▶ **Extracted information**
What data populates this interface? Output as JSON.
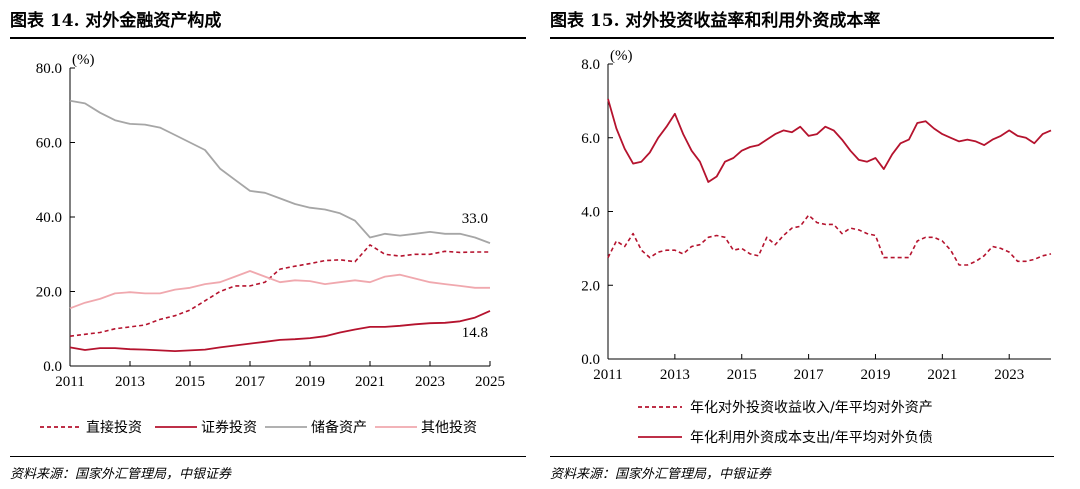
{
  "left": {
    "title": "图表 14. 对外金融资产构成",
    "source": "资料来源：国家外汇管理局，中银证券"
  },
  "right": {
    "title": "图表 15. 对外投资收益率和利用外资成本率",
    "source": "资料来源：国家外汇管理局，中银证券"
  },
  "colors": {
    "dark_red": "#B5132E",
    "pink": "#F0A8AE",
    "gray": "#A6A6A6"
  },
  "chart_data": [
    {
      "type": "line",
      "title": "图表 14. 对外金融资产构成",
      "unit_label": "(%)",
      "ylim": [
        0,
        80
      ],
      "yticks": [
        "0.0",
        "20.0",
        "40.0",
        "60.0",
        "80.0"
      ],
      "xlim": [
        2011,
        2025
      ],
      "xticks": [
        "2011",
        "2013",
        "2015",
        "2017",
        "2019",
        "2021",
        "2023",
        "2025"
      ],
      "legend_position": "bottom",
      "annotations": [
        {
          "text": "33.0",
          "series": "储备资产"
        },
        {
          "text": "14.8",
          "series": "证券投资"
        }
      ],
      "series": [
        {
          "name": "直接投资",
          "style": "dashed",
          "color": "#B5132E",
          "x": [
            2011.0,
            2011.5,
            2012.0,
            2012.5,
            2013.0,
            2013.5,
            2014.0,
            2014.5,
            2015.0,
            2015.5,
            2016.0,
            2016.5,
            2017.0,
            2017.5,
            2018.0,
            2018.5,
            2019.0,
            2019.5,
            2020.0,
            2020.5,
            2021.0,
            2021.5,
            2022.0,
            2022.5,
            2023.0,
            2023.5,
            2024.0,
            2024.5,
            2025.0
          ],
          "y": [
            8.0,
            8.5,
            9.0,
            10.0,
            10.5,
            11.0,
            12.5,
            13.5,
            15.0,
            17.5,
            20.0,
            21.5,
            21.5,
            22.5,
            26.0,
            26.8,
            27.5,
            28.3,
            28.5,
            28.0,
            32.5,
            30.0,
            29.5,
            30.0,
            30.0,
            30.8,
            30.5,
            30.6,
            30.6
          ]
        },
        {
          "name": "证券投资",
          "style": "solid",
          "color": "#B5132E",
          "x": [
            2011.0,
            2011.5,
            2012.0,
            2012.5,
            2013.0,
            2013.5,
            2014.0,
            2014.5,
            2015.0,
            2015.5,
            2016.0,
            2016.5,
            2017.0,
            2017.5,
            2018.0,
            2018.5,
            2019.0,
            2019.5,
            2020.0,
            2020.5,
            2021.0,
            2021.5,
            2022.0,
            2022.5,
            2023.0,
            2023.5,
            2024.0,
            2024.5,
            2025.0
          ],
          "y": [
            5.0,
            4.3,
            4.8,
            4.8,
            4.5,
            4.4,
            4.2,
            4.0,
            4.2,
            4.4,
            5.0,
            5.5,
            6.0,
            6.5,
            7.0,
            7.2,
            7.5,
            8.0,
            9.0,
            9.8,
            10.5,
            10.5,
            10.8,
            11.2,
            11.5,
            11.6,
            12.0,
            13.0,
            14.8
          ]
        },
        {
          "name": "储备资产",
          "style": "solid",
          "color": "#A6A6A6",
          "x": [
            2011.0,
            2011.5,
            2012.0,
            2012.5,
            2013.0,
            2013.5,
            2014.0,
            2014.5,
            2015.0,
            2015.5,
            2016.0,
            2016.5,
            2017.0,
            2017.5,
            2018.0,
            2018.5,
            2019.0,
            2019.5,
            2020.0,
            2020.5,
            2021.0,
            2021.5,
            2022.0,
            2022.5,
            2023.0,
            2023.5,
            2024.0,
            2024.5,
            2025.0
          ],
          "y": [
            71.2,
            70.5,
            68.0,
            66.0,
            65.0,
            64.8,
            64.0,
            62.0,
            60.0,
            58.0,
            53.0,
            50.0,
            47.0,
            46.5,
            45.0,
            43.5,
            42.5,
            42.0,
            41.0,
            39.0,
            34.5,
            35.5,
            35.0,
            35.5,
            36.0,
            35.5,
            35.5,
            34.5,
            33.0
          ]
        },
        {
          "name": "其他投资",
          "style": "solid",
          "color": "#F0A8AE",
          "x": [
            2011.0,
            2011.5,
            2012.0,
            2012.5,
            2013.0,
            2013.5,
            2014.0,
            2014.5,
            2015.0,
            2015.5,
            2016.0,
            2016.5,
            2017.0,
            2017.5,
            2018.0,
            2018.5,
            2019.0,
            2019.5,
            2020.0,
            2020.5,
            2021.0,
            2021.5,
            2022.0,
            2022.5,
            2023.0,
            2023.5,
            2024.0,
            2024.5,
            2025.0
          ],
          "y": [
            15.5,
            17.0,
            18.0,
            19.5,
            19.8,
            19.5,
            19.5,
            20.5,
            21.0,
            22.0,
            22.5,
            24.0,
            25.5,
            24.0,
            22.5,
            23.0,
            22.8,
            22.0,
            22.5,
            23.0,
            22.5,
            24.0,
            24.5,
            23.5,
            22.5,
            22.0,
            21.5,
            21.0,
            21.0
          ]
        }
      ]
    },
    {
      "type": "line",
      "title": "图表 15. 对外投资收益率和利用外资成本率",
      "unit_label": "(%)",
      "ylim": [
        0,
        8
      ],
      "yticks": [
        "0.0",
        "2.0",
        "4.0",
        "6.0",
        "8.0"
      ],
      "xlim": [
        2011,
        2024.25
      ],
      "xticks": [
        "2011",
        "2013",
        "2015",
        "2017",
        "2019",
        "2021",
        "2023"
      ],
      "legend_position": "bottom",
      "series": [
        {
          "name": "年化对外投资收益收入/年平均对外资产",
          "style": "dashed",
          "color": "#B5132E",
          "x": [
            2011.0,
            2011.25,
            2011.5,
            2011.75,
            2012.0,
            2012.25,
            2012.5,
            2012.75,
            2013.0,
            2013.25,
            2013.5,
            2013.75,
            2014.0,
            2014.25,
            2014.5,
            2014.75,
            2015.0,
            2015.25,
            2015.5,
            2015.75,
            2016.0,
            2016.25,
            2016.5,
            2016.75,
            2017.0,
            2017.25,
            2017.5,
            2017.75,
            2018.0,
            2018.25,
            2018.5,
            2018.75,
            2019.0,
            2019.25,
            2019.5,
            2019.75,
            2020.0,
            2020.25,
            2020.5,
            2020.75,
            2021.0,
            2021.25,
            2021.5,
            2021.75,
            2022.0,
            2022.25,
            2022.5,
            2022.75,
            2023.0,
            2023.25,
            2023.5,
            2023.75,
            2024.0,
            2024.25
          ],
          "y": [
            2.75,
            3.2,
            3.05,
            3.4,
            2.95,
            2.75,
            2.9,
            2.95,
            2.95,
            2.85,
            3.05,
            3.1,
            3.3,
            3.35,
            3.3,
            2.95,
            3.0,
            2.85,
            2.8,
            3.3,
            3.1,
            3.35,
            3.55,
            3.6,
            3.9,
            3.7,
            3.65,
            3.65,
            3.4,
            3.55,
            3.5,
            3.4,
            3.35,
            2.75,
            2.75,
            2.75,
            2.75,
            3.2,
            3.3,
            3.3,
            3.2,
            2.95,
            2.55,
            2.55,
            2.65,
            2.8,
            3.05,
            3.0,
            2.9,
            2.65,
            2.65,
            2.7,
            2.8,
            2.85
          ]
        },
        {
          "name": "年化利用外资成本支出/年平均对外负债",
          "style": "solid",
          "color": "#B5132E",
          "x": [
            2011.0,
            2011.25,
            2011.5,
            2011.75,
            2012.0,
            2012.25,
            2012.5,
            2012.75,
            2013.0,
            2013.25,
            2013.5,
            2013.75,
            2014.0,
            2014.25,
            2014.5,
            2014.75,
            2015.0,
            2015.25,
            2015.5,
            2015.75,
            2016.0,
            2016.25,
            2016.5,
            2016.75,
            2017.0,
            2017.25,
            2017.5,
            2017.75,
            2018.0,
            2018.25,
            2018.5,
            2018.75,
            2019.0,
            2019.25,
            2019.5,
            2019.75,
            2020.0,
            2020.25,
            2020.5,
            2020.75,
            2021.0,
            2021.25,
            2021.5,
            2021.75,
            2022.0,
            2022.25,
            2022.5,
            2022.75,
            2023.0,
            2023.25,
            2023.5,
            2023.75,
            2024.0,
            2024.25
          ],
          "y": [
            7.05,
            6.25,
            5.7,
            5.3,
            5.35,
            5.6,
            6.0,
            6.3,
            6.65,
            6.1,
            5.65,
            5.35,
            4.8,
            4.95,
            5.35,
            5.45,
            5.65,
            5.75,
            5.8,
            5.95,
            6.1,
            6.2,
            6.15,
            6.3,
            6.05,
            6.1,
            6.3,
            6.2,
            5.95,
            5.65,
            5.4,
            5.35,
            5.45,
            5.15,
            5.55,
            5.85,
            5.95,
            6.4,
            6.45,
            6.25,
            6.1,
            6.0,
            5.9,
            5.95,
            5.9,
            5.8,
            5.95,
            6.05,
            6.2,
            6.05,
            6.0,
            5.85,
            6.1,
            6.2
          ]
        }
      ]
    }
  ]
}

▶ **Aim of the task**
Which lines of the material contain the string "series"? List each of them.

▶ **Correct output**
          "series": "储备资产"
          "series": "证券投资"
      "series": [
      "series": [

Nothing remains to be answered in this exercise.